## BEGIN
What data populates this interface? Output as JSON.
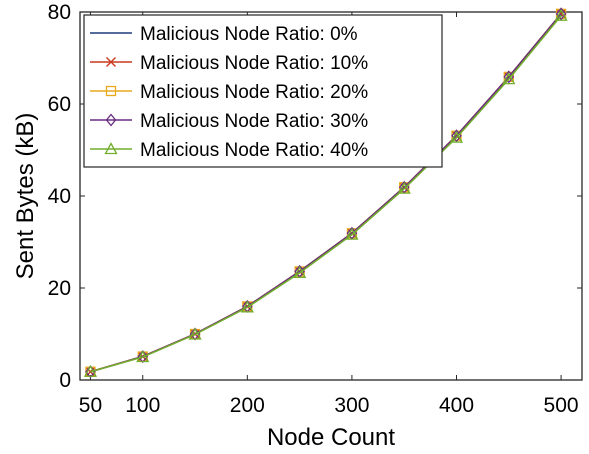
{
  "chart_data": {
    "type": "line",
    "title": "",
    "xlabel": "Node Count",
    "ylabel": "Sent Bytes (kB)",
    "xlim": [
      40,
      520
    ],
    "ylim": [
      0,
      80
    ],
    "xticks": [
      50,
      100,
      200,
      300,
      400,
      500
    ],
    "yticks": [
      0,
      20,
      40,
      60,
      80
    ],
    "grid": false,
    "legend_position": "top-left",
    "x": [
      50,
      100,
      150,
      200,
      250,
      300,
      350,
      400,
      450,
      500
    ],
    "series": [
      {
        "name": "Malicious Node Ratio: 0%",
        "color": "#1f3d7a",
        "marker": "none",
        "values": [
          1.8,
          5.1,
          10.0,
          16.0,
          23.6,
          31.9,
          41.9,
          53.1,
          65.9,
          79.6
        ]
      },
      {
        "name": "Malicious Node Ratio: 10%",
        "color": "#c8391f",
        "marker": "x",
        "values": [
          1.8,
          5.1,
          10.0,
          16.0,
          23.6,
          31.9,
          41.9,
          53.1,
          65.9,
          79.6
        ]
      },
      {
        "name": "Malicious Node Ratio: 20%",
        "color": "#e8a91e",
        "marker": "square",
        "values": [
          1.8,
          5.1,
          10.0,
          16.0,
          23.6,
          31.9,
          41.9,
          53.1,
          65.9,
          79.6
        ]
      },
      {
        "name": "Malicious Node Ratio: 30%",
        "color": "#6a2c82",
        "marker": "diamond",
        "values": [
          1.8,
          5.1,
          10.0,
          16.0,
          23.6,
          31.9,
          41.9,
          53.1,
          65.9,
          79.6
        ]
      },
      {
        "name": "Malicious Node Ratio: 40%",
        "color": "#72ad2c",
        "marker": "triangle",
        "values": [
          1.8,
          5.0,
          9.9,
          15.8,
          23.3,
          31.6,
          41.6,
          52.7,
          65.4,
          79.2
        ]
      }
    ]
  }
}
## END
- DIRECTIONS: Within the listing above, copy each line that has the string "marker".

- ANSWER BELOW:
        "marker": "none",
        "marker": "x",
        "marker": "square",
        "marker": "diamond",
        "marker": "triangle",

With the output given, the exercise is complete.